• [ARTICLE]:
....

AA/AF enhancements

Heathen said:
PS: Never seen a game where it looks worse, always better but sometimes by more than others.

I'm not talking games here, I'm talking angles :)
As I said, 6x AA is often slightly better, but sometimes it's slightly worse.

So, overall, it'll always look better ( unless a company would want to specifically make ATI look bad. Oh, that's not impossible, it already happened with nVidia :rolleyes: ) - but in some specific places of the screen, it might look worse.
Not anything you'll see just fragging around, of course.


Uttar
 
AA : 9 samples (MSAA, of course) on a non-ordered grid (with full control for the developer to specify the position of his samples if he wants to) should be more than enough for some time, IMHO. After that, with a high enough resolution, we should have near perfect IQ. Of course, Matrox's Fragment AA is interesting too, but IIRC it messes up with Z-buffer or something (not sure here).

AF : more samples, better algorithms (no more "force bilinear" performance mode, thanks), better performance. I think we may evolve to the point where no performance-loss texture lookups for 16-tap AF becomes the norm. I would like to see NV40 or Rxxx implement this (no performance loss for 16 samples AF in full quality).

IMHO, and especially considering the already very nice AA on the R3xx, AF is where most of the work is.
 
I don't notice FSAA or aniso filtering compared to big chunky cheesy models used in games. I think some developers can't see the polygons for the pixels. :)
 
Uttar said:
Heathen said:
PS: Never seen a game where it looks worse, always better but sometimes by more than others.

I'm not talking games here, I'm talking angles :)
As I said, 6x AA is often slightly better, but sometimes it's slightly worse.

....

• [DATA EXTRACT]:
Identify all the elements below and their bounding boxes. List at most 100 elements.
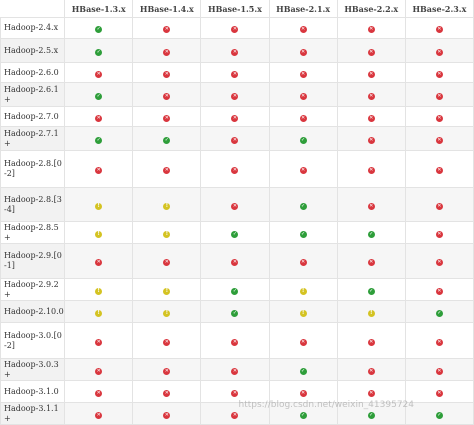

....

• [EXERCISE REQUIREMENTS]:
Duplicate the forum thread on AA/AF enhancements above in full, word for word.

• [PROBLEM SOLUTION]:
AA/AF enhancements

Heathen said:
PS: Never seen a game where it looks worse, always better but sometimes by more than others.

I'm not talking games here, I'm talking angles :)
As I said, 6x AA is often slightly better, but sometimes it's slightly worse.

So, overall, it'll always look better ( unless a company would want to specifically make ATI look bad. Oh, that's not impossible, it already happened with nVidia :rolleyes: ) - but in some specific places of the screen, it might look worse.
Not anything you'll see just fragging around, of course.


Uttar
 
AA : 9 samples (MSAA, of course) on a non-ordered grid (with full control for the developer to specify the position of his samples if he wants to) should be more than enough for some time, IMHO. After that, with a high enough resolution, we should have near perfect IQ. Of course, Matrox's Fragment AA is interesting too, but IIRC it messes up with Z-buffer or something (not sure here).

AF : more samples, better algorithms (no more "force bilinear" performance mode, thanks), better performance. I think we may evolve to the point where no performance-loss texture lookups for 16-tap AF becomes the norm. I would like to see NV40 or Rxxx implement this (no performance loss for 16 samples AF in full quality).

IMHO, and especially considering the already very nice AA on the R3xx, AF is where most of the work is.
 
I don't notice FSAA or aniso filtering compared to big chunky cheesy models used in games. I think some developers can't see the polygons for the pixels. :)
 
Uttar said:
Heathen said:
PS: Never seen a game where it looks worse, always better but sometimes by more than others.

I'm not talking games here, I'm talking angles :)
As I said, 6x AA is often slightly better, but sometimes it's slightly worse.